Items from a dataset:
[BEGIN]
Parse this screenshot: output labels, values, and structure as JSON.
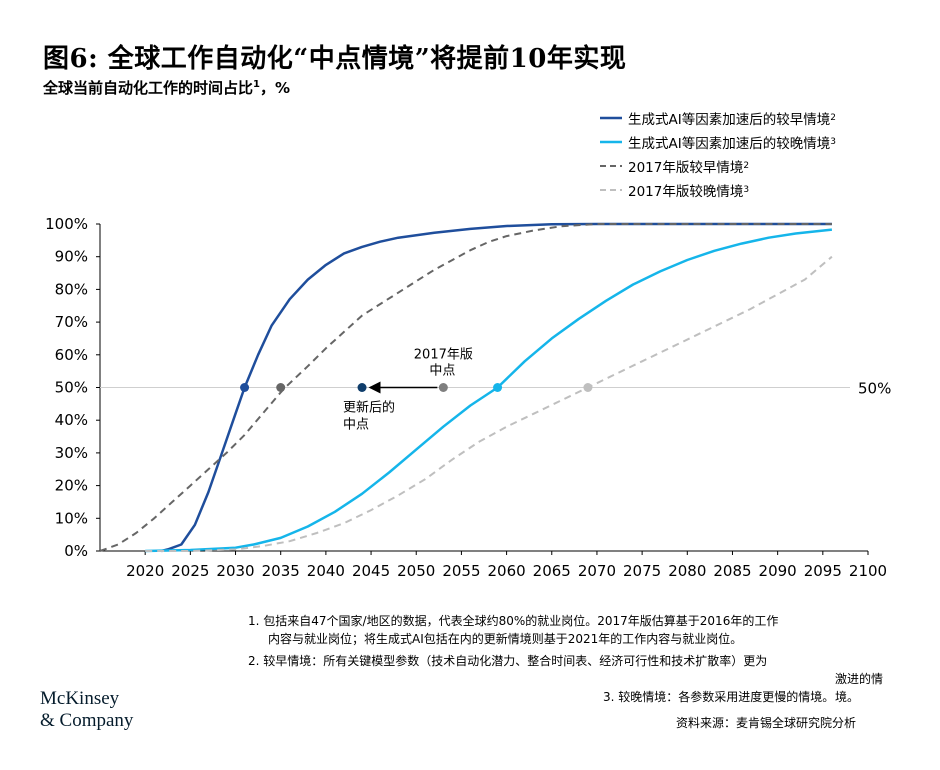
{
  "header": {
    "title": "图6: 全球工作自动化“中点情境”将提前10年实现",
    "subtitle": "全球当前自动化工作的时间占比",
    "subtitle_sup": "1",
    "subtitle_unit": "，%"
  },
  "chart_data": {
    "type": "line",
    "xlim": [
      2015,
      2100
    ],
    "ylim": [
      0,
      100
    ],
    "x_ticks": [
      "2020",
      "2025",
      "2030",
      "2035",
      "2040",
      "2045",
      "2050",
      "2055",
      "2060",
      "2065",
      "2070",
      "2075",
      "2080",
      "2085",
      "2090",
      "2095",
      "2100"
    ],
    "y_ticks": [
      "0%",
      "10%",
      "20%",
      "30%",
      "40%",
      "50%",
      "60%",
      "70%",
      "80%",
      "90%",
      "100%"
    ],
    "reference_line": {
      "y": 50,
      "label": "50%"
    },
    "legend_placement": "top-right",
    "series": [
      {
        "name": "生成式AI等因素加速后的较早情境",
        "name_sup": "2",
        "color": "#1f4e9c",
        "dash": "solid",
        "points": [
          [
            2021.8,
            0
          ],
          [
            2022.5,
            0.5
          ],
          [
            2024,
            2
          ],
          [
            2025.5,
            8
          ],
          [
            2027,
            18
          ],
          [
            2028.5,
            30
          ],
          [
            2030,
            42
          ],
          [
            2031,
            50
          ],
          [
            2032.5,
            60
          ],
          [
            2034,
            69
          ],
          [
            2036,
            77
          ],
          [
            2038,
            83
          ],
          [
            2040,
            87.5
          ],
          [
            2042,
            91
          ],
          [
            2044,
            93
          ],
          [
            2046,
            94.6
          ],
          [
            2048,
            95.8
          ],
          [
            2052,
            97.3
          ],
          [
            2056,
            98.5
          ],
          [
            2060,
            99.4
          ],
          [
            2065,
            99.9
          ],
          [
            2070,
            100
          ],
          [
            2096,
            100
          ]
        ],
        "midpoint": 2031
      },
      {
        "name": "生成式AI等因素加速后的较晚情境",
        "name_sup": "3",
        "color": "#15b5ea",
        "dash": "solid",
        "points": [
          [
            2020,
            0
          ],
          [
            2025,
            0.3
          ],
          [
            2030,
            1
          ],
          [
            2032,
            2
          ],
          [
            2035,
            4
          ],
          [
            2038,
            7.5
          ],
          [
            2041,
            12
          ],
          [
            2044,
            17.5
          ],
          [
            2047,
            24
          ],
          [
            2050,
            31
          ],
          [
            2053,
            38
          ],
          [
            2056,
            44.5
          ],
          [
            2059,
            50
          ],
          [
            2062,
            58
          ],
          [
            2065,
            65
          ],
          [
            2068,
            71
          ],
          [
            2071,
            76.5
          ],
          [
            2074,
            81.5
          ],
          [
            2077,
            85.5
          ],
          [
            2080,
            89
          ],
          [
            2083,
            91.8
          ],
          [
            2086,
            94
          ],
          [
            2089,
            95.8
          ],
          [
            2092,
            97.1
          ],
          [
            2096,
            98.3
          ]
        ],
        "midpoint": 2059
      },
      {
        "name": "2017年版较早情境",
        "name_sup": "2",
        "color": "#666666",
        "dash": "dashed",
        "points": [
          [
            2015,
            0
          ],
          [
            2017,
            2
          ],
          [
            2019,
            5.5
          ],
          [
            2021,
            10
          ],
          [
            2023,
            15
          ],
          [
            2025,
            20
          ],
          [
            2027,
            25
          ],
          [
            2029,
            30
          ],
          [
            2031,
            35.5
          ],
          [
            2033,
            42
          ],
          [
            2035,
            48.5
          ],
          [
            2035.5,
            50
          ],
          [
            2038,
            56.5
          ],
          [
            2040,
            62
          ],
          [
            2042,
            67
          ],
          [
            2044,
            72
          ],
          [
            2046,
            75.5
          ],
          [
            2048,
            79
          ],
          [
            2050,
            82.5
          ],
          [
            2052,
            86
          ],
          [
            2054,
            89
          ],
          [
            2056,
            92
          ],
          [
            2058,
            94.5
          ],
          [
            2060,
            96.3
          ],
          [
            2063,
            98
          ],
          [
            2066,
            99.3
          ],
          [
            2070,
            100
          ],
          [
            2096,
            100
          ]
        ],
        "midpoint": 2035
      },
      {
        "name": "2017年版较晚情境",
        "name_sup": "3",
        "color": "#bfbfbf",
        "dash": "dashed",
        "points": [
          [
            2020,
            0
          ],
          [
            2025,
            0
          ],
          [
            2030,
            0.5
          ],
          [
            2033,
            1.5
          ],
          [
            2036,
            3
          ],
          [
            2039,
            5.5
          ],
          [
            2042,
            8.5
          ],
          [
            2045,
            12.5
          ],
          [
            2048,
            17
          ],
          [
            2051,
            22
          ],
          [
            2054,
            28
          ],
          [
            2057,
            33.5
          ],
          [
            2060,
            38
          ],
          [
            2063,
            42
          ],
          [
            2066,
            46
          ],
          [
            2069,
            50
          ],
          [
            2072,
            54
          ],
          [
            2075,
            58
          ],
          [
            2078,
            62
          ],
          [
            2081,
            66
          ],
          [
            2084,
            70
          ],
          [
            2087,
            74
          ],
          [
            2090,
            78.5
          ],
          [
            2093,
            83
          ],
          [
            2096,
            90
          ]
        ],
        "midpoint": 2069
      }
    ],
    "annotations": {
      "old_midpoint_label_line1": "2017年版",
      "old_midpoint_label_line2": "中点",
      "old_midpoint_x": 2053,
      "new_midpoint_label_line1": "更新后的",
      "new_midpoint_label_line2": "中点",
      "new_midpoint_x": 2044,
      "marker_dark": "#0f3d6b",
      "marker_grey": "#7f7f7f"
    }
  },
  "notes": [
    "1.  包括来自47个国家/地区的数据，代表全球约80%的就业岗位。2017年版估算基于2016年的工作",
    "内容与就业岗位；将生成式AI包括在内的更新情境则基于2021年的工作内容与就业岗位。",
    "2.  较早情境：所有关键模型参数（技术自动化潜力、整合时间表、经济可行性和技术扩散率）更为",
    "激进的情境。",
    "3.  较晚情境：各参数采用进度更慢的情境。"
  ],
  "brand": {
    "line1": "McKinsey",
    "line2": "& Company"
  },
  "source": "资料来源：麦肯锡全球研究院分析"
}
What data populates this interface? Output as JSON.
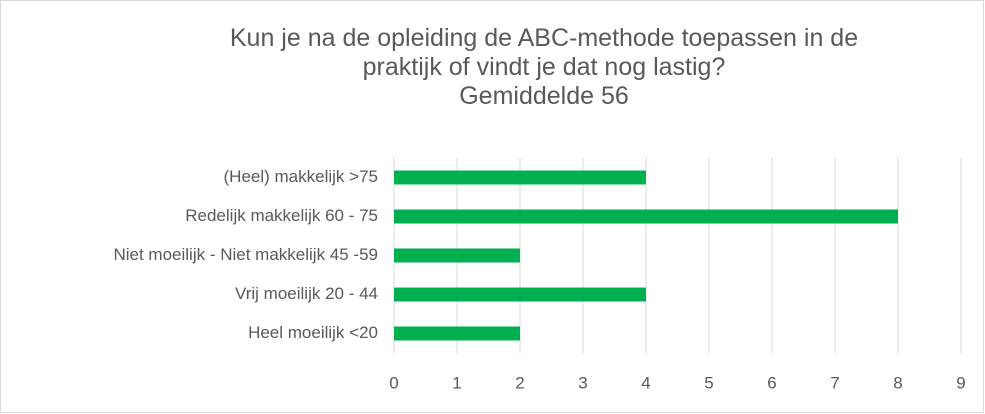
{
  "chart_data": {
    "type": "bar",
    "orientation": "horizontal",
    "title": "Kun je na de opleiding de ABC-methode toepassen in de praktijk of vindt je dat nog lastig?",
    "subtitle": "Gemiddelde 56",
    "categories": [
      "(Heel) makkelijk  >75",
      "Redelijk makkelijk 60 - 75",
      "Niet moeilijk - Niet makkelijk 45 -59",
      "Vrij moeilijk 20 - 44",
      "Heel moeilijk <20"
    ],
    "values": [
      4,
      8,
      2,
      4,
      2
    ],
    "color": "#00b050",
    "xlim": [
      0,
      9
    ],
    "xticks": [
      0,
      1,
      2,
      3,
      4,
      5,
      6,
      7,
      8,
      9
    ],
    "grid": true
  }
}
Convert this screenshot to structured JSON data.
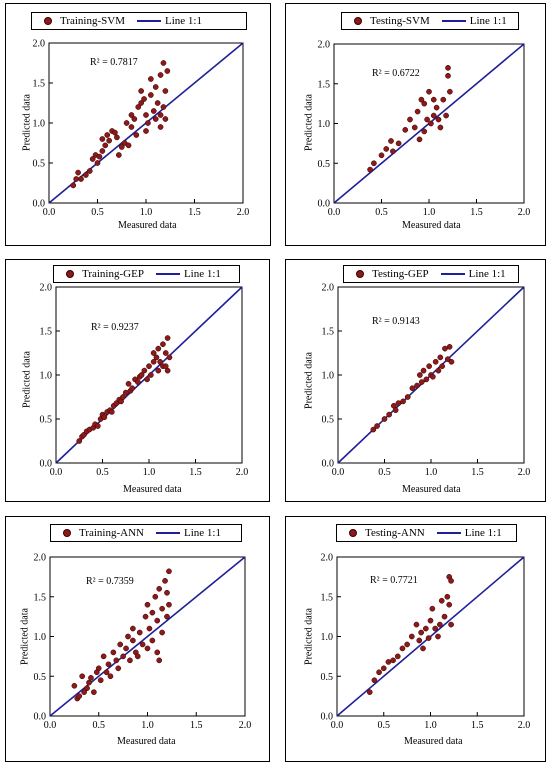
[END]
Instructions to follow:
Give the data again exactly as written, with all pictures left out.

Answer for the task:
Parse this screenshot: output labels, values, and structure as JSON.
{
  "header": {
    "title": "图6: 全球工作自动化“中点情境”将提前10年实现",
    "subtitle": "全球当前自动化工作的时间占比",
    "subtitle_sup": "1",
    "subtitle_unit": "，%"
  },
  "chart_data": {
    "type": "line",
    "xlim": [
      2015,
      2100
    ],
    "ylim": [
      0,
      100
    ],
    "x_ticks": [
      "2020",
      "2025",
      "2030",
      "2035",
      "2040",
      "2045",
      "2050",
      "2055",
      "2060",
      "2065",
      "2070",
      "2075",
      "2080",
      "2085",
      "2090",
      "2095",
      "2100"
    ],
    "y_ticks": [
      "0%",
      "10%",
      "20%",
      "30%",
      "40%",
      "50%",
      "60%",
      "70%",
      "80%",
      "90%",
      "100%"
    ],
    "reference_line": {
      "y": 50,
      "label": "50%"
    },
    "legend_placement": "top-right",
    "series": [
      {
        "name": "生成式AI等因素加速后的较早情境",
        "name_sup": "2",
        "color": "#1f4e9c",
        "dash": "solid",
        "points": [
          [
            2021.8,
            0
          ],
          [
            2022.5,
            0.5
          ],
          [
            2024,
            2
          ],
          [
            2025.5,
            8
          ],
          [
            2027,
            18
          ],
          [
            2028.5,
            30
          ],
          [
            2030,
            42
          ],
          [
            2031,
            50
          ],
          [
            2032.5,
            60
          ],
          [
            2034,
            69
          ],
          [
            2036,
            77
          ],
          [
            2038,
            83
          ],
          [
            2040,
            87.5
          ],
          [
            2042,
            91
          ],
          [
            2044,
            93
          ],
          [
            2046,
            94.6
          ],
          [
            2048,
            95.8
          ],
          [
            2052,
            97.3
          ],
          [
            2056,
            98.5
          ],
          [
            2060,
            99.4
          ],
          [
            2065,
            99.9
          ],
          [
            2070,
            100
          ],
          [
            2096,
            100
          ]
        ],
        "midpoint": 2031
      },
      {
        "name": "生成式AI等因素加速后的较晚情境",
        "name_sup": "3",
        "color": "#15b5ea",
        "dash": "solid",
        "points": [
          [
            2020,
            0
          ],
          [
            2025,
            0.3
          ],
          [
            2030,
            1
          ],
          [
            2032,
            2
          ],
          [
            2035,
            4
          ],
          [
            2038,
            7.5
          ],
          [
            2041,
            12
          ],
          [
            2044,
            17.5
          ],
          [
            2047,
            24
          ],
          [
            2050,
            31
          ],
          [
            2053,
            38
          ],
          [
            2056,
            44.5
          ],
          [
            2059,
            50
          ],
          [
            2062,
            58
          ],
          [
            2065,
            65
          ],
          [
            2068,
            71
          ],
          [
            2071,
            76.5
          ],
          [
            2074,
            81.5
          ],
          [
            2077,
            85.5
          ],
          [
            2080,
            89
          ],
          [
            2083,
            91.8
          ],
          [
            2086,
            94
          ],
          [
            2089,
            95.8
          ],
          [
            2092,
            97.1
          ],
          [
            2096,
            98.3
          ]
        ],
        "midpoint": 2059
      },
      {
        "name": "2017年版较早情境",
        "name_sup": "2",
        "color": "#666666",
        "dash": "dashed",
        "points": [
          [
            2015,
            0
          ],
          [
            2017,
            2
          ],
          [
            2019,
            5.5
          ],
          [
            2021,
            10
          ],
          [
            2023,
            15
          ],
          [
            2025,
            20
          ],
          [
            2027,
            25
          ],
          [
            2029,
            30
          ],
          [
            2031,
            35.5
          ],
          [
            2033,
            42
          ],
          [
            2035,
            48.5
          ],
          [
            2035.5,
            50
          ],
          [
            2038,
            56.5
          ],
          [
            2040,
            62
          ],
          [
            2042,
            67
          ],
          [
            2044,
            72
          ],
          [
            2046,
            75.5
          ],
          [
            2048,
            79
          ],
          [
            2050,
            82.5
          ],
          [
            2052,
            86
          ],
          [
            2054,
            89
          ],
          [
            2056,
            92
          ],
          [
            2058,
            94.5
          ],
          [
            2060,
            96.3
          ],
          [
            2063,
            98
          ],
          [
            2066,
            99.3
          ],
          [
            2070,
            100
          ],
          [
            2096,
            100
          ]
        ],
        "midpoint": 2035
      },
      {
        "name": "2017年版较晚情境",
        "name_sup": "3",
        "color": "#bfbfbf",
        "dash": "dashed",
        "points": [
          [
            2020,
            0
          ],
          [
            2025,
            0
          ],
          [
            2030,
            0.5
          ],
          [
            2033,
            1.5
          ],
          [
            2036,
            3
          ],
          [
            2039,
            5.5
          ],
          [
            2042,
            8.5
          ],
          [
            2045,
            12.5
          ],
          [
            2048,
            17
          ],
          [
            2051,
            22
          ],
          [
            2054,
            28
          ],
          [
            2057,
            33.5
          ],
          [
            2060,
            38
          ],
          [
            2063,
            42
          ],
          [
            2066,
            46
          ],
          [
            2069,
            50
          ],
          [
            2072,
            54
          ],
          [
            2075,
            58
          ],
          [
            2078,
            62
          ],
          [
            2081,
            66
          ],
          [
            2084,
            70
          ],
          [
            2087,
            74
          ],
          [
            2090,
            78.5
          ],
          [
            2093,
            83
          ],
          [
            2096,
            90
          ]
        ],
        "midpoint": 2069
      }
    ],
    "annotations": {
      "old_midpoint_label_line1": "2017年版",
      "old_midpoint_label_line2": "中点",
      "old_midpoint_x": 2053,
      "new_midpoint_label_line1": "更新后的",
      "new_midpoint_label_line2": "中点",
      "new_midpoint_x": 2044,
      "marker_dark": "#0f3d6b",
      "marker_grey": "#7f7f7f"
    }
  },
  "notes": [
    "1.  包括来自47个国家/地区的数据，代表全球约80%的就业岗位。2017年版估算基于2016年的工作",
    "内容与就业岗位；将生成式AI包括在内的更新情境则基于2021年的工作内容与就业岗位。",
    "2.  较早情境：所有关键模型参数（技术自动化潜力、整合时间表、经济可行性和技术扩散率）更为",
    "激进的情境。",
    "3.  较晚情境：各参数采用进度更慢的情境。"
  ],
  "brand": {
    "line1": "McKinsey",
    "line2": "& Company"
  },
  "source": "资料来源：麦肯锡全球研究院分析"
}
What data populates this interface? Output as JSON.
{
  "chart_data": {
    "type": "bar",
    "orientation": "horizontal",
    "title": "Kun je na de opleiding de ABC-methode toepassen in de praktijk of vindt je dat nog lastig?",
    "subtitle": "Gemiddelde 56",
    "categories": [
      "(Heel) makkelijk  >75",
      "Redelijk makkelijk 60 - 75",
      "Niet moeilijk - Niet makkelijk 45 -59",
      "Vrij moeilijk 20 - 44",
      "Heel moeilijk <20"
    ],
    "values": [
      4,
      8,
      2,
      4,
      2
    ],
    "color": "#00b050",
    "xlim": [
      0,
      9
    ],
    "xticks": [
      0,
      1,
      2,
      3,
      4,
      5,
      6,
      7,
      8,
      9
    ],
    "grid": true
  }
}
Convert this screenshot to structured JSON data.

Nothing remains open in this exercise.